### Instructions for the task
State how many lines of the records contain the string "Index", and give no other information.

#####

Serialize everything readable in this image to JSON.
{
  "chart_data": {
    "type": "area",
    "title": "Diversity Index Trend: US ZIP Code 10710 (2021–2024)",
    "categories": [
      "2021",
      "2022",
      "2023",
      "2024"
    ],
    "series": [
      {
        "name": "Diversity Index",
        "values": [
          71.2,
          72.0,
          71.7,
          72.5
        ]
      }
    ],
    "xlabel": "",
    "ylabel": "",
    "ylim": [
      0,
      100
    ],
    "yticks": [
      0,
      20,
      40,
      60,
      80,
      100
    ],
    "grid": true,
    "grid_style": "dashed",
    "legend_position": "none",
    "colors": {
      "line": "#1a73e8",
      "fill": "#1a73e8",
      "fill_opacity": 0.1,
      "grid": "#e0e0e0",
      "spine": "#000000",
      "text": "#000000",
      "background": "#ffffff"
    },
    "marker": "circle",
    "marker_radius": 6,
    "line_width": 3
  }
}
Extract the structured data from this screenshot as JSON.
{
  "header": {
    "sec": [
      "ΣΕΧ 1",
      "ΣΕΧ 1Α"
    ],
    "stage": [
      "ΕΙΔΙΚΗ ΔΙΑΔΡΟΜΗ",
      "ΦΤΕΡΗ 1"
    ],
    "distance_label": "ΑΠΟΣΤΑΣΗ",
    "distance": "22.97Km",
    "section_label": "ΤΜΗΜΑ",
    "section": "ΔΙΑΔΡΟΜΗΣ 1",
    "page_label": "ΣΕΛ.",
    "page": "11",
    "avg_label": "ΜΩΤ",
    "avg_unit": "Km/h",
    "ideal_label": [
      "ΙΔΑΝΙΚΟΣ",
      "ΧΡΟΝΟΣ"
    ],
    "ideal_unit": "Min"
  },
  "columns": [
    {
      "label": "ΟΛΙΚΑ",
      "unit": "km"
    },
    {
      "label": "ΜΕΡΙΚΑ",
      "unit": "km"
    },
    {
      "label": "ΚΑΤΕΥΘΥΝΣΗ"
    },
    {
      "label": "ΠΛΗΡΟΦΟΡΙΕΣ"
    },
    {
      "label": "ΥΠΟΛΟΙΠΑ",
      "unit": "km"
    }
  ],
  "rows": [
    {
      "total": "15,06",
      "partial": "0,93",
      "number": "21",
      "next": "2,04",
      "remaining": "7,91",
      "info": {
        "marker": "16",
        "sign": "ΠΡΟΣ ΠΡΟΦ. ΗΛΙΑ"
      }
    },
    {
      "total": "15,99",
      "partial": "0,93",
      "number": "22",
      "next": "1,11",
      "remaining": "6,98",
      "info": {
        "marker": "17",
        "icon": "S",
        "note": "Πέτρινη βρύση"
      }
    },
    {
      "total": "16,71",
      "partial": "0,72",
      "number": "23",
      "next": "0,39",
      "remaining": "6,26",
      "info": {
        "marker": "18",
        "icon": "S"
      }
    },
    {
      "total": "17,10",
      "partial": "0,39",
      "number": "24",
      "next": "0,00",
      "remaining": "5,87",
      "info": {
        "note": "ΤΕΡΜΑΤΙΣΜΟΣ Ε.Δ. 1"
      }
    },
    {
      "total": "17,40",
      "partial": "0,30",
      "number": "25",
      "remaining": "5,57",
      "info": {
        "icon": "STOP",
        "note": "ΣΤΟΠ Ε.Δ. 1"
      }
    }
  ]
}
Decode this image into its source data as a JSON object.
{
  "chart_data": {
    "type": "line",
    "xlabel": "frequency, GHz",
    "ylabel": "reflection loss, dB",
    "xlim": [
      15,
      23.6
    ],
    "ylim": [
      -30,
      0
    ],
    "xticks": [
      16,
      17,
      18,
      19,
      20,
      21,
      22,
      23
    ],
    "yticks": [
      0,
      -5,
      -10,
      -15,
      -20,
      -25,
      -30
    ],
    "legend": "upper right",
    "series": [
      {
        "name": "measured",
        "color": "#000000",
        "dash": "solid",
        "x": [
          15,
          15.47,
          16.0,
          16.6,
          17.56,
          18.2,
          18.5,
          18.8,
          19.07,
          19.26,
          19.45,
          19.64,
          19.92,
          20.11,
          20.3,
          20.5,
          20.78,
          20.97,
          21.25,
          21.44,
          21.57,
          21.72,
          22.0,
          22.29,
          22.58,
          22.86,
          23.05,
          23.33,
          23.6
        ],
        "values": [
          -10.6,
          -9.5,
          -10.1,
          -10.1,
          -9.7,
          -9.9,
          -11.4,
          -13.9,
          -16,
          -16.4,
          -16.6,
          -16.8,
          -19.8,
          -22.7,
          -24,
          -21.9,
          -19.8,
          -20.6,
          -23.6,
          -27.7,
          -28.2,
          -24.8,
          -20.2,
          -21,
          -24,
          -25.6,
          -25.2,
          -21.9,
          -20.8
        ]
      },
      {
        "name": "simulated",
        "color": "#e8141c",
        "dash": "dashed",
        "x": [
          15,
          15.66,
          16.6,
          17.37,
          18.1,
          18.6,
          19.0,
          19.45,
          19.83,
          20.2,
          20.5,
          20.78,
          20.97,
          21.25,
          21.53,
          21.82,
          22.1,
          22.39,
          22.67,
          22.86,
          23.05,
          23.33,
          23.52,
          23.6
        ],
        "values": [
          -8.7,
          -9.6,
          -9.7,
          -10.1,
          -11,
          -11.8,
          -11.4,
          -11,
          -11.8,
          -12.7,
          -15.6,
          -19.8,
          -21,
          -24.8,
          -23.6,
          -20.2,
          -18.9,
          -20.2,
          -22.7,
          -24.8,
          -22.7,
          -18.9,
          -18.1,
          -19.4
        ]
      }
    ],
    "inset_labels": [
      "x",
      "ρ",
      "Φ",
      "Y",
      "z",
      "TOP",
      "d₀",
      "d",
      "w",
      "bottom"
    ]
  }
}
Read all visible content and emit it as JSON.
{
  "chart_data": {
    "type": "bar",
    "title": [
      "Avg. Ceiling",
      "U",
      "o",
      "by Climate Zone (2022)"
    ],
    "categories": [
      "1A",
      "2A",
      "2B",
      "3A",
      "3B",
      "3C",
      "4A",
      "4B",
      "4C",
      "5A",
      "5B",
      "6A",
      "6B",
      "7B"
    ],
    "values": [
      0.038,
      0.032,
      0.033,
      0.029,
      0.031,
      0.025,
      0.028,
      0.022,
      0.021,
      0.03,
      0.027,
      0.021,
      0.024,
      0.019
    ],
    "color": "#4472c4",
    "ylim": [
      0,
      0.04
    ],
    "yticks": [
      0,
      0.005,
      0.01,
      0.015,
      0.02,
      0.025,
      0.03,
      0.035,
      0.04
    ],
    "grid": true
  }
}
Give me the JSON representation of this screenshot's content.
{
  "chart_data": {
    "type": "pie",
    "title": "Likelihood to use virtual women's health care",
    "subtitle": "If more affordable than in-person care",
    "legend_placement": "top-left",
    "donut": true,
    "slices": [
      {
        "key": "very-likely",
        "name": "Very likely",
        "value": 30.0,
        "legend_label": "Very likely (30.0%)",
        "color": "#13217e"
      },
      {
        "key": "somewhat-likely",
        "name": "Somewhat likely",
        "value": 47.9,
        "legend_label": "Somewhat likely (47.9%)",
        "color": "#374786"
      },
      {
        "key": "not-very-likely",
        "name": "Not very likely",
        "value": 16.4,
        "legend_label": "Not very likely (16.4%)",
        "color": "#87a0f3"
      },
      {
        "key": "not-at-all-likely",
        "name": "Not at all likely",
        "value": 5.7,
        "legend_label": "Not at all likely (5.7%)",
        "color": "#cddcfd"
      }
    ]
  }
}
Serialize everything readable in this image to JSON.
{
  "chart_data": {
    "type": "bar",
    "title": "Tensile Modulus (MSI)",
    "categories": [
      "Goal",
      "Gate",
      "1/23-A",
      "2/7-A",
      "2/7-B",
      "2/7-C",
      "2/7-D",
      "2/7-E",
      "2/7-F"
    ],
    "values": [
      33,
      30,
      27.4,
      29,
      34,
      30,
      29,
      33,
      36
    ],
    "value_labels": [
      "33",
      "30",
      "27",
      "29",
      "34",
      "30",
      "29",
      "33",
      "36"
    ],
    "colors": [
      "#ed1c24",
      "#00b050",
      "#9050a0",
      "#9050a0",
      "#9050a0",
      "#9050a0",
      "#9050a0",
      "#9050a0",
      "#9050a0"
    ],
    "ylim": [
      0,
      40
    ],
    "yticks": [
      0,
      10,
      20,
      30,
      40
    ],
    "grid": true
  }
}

#####

### Correct answer
2